- Extracted material -
┌────────

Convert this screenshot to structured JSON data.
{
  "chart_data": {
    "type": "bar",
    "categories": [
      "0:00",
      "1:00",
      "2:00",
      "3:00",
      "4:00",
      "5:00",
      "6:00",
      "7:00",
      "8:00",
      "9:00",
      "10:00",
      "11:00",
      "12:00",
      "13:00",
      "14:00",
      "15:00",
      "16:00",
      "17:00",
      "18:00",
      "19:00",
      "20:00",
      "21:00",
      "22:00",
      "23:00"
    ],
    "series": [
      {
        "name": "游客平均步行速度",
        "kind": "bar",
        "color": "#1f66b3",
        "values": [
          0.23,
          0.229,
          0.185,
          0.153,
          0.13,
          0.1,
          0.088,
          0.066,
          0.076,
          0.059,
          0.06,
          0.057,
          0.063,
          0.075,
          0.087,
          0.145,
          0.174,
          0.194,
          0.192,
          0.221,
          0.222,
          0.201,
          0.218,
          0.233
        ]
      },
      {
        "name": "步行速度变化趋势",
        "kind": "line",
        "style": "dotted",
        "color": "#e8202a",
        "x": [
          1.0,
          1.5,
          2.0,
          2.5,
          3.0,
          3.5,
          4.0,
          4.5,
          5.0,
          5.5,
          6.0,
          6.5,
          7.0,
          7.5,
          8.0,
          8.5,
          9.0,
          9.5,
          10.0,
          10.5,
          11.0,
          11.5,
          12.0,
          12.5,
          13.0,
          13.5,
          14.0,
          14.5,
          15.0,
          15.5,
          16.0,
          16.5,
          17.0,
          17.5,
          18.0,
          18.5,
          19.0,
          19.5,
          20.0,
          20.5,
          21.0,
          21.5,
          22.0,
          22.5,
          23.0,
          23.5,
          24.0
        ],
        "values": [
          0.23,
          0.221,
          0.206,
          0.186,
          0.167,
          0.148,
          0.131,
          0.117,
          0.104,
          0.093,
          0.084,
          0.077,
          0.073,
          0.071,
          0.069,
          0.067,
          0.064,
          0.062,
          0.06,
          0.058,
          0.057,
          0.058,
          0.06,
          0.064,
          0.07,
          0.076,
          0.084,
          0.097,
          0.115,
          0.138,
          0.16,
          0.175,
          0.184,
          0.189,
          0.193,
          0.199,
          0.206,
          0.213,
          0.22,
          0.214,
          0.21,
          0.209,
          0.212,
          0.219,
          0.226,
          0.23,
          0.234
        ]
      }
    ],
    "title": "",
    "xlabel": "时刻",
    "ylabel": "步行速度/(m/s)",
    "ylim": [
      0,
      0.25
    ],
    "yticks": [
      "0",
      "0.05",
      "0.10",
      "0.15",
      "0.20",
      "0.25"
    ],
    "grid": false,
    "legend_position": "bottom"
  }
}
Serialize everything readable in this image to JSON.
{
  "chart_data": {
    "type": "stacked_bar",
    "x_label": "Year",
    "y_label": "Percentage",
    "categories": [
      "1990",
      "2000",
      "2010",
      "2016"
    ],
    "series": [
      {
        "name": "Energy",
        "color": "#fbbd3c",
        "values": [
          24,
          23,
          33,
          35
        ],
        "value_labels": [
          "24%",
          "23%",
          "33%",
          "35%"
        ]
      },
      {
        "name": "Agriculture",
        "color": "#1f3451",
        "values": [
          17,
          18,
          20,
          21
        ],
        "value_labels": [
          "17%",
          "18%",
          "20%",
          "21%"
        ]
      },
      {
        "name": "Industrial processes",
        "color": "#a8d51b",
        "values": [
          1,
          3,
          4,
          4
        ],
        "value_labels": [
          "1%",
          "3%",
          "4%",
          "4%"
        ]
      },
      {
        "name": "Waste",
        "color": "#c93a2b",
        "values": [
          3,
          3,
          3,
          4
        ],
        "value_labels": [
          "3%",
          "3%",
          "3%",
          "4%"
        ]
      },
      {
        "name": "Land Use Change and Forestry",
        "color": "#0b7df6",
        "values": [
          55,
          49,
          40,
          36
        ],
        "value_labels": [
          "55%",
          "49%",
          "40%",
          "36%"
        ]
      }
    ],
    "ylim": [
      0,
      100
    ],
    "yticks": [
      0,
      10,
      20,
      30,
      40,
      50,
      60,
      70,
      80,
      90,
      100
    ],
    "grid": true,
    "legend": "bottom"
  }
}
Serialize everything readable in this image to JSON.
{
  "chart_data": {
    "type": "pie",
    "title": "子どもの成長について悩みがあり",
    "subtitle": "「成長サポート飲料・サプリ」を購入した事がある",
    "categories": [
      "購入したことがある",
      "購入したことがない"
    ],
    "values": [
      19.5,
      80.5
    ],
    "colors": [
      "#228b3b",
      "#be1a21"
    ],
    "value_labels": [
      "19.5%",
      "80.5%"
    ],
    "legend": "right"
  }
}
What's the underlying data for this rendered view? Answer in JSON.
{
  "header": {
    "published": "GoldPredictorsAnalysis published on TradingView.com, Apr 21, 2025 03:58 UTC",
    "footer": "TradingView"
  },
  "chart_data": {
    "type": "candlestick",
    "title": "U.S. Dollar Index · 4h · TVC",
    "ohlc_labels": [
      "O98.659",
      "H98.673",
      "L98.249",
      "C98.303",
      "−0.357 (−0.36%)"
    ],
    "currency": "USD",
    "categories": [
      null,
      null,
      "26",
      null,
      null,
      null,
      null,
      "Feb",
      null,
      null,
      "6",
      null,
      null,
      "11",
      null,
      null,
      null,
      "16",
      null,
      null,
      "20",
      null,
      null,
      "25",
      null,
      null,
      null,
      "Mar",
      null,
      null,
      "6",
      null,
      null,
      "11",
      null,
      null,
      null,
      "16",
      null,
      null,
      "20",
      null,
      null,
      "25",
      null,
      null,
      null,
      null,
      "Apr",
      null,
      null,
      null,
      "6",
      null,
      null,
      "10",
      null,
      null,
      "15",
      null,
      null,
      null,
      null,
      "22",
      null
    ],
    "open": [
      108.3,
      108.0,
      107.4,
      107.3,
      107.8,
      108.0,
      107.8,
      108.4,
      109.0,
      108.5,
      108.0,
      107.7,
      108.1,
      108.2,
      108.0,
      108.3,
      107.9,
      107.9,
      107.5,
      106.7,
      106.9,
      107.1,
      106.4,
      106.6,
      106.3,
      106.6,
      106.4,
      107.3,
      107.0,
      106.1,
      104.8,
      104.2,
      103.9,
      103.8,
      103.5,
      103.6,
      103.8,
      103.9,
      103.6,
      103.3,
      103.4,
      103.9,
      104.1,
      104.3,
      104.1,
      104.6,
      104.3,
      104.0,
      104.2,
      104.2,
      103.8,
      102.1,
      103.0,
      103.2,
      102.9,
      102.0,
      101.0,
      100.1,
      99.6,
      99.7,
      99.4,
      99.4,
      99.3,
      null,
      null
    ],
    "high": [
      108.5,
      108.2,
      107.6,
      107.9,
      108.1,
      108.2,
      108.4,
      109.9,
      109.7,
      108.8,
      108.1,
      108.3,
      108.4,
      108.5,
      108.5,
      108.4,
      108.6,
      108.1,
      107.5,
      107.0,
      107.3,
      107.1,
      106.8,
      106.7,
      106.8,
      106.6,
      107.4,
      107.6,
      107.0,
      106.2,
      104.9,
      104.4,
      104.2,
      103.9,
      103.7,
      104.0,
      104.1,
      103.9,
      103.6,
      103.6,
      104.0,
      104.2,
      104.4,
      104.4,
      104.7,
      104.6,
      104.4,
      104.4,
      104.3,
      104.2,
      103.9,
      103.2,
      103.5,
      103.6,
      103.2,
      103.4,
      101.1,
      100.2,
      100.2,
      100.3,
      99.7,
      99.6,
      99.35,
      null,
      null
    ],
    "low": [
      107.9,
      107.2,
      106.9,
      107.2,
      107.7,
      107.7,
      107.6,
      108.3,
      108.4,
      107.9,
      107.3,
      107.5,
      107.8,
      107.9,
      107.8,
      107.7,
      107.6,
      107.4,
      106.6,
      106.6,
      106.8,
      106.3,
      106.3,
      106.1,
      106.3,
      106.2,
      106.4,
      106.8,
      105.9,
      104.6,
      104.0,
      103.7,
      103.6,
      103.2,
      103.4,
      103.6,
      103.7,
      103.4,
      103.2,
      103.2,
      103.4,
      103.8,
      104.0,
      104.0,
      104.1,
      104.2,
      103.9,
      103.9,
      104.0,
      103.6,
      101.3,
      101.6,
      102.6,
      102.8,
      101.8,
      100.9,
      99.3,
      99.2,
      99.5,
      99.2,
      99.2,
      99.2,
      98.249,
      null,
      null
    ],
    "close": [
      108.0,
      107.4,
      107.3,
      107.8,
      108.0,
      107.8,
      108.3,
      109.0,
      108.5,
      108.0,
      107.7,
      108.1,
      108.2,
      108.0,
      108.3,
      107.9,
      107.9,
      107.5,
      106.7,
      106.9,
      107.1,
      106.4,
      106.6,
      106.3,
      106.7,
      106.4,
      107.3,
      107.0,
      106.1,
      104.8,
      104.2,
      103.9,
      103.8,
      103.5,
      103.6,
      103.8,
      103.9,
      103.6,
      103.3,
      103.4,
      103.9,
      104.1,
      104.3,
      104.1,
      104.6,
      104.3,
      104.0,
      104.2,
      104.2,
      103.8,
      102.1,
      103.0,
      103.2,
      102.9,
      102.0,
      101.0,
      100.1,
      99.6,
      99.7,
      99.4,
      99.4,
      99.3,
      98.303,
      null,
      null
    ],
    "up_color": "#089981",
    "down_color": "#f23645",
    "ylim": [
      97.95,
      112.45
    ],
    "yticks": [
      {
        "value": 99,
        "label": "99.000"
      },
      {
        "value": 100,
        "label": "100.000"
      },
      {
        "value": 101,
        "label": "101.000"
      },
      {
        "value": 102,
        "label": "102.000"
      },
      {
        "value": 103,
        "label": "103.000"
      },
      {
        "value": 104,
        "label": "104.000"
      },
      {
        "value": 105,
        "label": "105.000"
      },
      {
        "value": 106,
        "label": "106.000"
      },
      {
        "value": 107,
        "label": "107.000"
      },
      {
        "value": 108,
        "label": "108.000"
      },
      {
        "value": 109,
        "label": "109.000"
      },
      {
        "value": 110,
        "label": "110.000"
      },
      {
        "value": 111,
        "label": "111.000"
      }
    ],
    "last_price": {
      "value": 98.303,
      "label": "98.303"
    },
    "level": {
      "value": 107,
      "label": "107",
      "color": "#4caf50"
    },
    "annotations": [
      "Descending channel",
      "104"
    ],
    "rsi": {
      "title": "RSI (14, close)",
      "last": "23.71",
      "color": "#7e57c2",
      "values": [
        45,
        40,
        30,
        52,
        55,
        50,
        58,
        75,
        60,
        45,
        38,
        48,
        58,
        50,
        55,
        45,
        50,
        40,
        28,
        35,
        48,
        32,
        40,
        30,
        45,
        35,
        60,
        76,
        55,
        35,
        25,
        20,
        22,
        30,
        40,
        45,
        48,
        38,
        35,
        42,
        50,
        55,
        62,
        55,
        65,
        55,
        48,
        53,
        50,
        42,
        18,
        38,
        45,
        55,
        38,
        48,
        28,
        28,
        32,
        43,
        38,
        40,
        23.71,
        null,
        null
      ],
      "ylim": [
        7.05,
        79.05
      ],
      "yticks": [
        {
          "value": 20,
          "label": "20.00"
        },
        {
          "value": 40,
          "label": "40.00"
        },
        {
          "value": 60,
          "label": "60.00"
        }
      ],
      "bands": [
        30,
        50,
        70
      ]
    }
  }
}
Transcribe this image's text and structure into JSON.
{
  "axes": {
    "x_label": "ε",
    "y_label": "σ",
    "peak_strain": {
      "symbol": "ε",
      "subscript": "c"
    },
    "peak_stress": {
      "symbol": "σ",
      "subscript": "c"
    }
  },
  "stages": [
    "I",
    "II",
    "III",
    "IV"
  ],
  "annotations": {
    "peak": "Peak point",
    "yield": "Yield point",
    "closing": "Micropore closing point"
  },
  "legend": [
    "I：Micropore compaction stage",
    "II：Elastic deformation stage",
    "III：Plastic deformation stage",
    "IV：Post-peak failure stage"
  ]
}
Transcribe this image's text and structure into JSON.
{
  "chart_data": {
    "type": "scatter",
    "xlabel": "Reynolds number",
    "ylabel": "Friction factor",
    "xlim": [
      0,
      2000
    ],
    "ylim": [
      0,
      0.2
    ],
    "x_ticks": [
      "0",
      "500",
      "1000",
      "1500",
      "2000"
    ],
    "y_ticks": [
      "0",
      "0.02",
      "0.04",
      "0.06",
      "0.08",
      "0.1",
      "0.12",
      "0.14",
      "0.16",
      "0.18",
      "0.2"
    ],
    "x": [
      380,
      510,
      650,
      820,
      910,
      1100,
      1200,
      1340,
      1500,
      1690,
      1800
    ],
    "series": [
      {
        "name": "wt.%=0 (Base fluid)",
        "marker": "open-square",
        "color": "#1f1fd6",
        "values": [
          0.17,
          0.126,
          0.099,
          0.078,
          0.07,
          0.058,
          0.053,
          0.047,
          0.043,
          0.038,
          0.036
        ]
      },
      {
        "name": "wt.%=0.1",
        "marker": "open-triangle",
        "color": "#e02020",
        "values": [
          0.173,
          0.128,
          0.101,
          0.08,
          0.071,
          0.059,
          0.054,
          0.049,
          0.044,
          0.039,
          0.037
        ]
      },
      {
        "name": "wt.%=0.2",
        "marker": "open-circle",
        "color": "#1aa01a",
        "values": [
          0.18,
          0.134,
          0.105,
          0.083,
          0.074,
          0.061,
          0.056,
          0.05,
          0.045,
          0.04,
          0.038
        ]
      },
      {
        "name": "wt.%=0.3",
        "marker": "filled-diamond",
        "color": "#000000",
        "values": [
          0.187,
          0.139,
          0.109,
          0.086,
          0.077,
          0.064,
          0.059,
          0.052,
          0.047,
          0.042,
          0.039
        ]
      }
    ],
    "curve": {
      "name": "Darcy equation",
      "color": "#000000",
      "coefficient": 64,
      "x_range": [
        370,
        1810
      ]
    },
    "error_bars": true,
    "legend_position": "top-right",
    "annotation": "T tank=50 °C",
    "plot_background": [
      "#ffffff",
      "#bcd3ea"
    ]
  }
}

└────────

- Aim -
Find the lines with the string "ylabel" and reproduce them.

- Output below -
    "ylabel": "步行速度/(m/s)",
    "ylabel": "Friction factor",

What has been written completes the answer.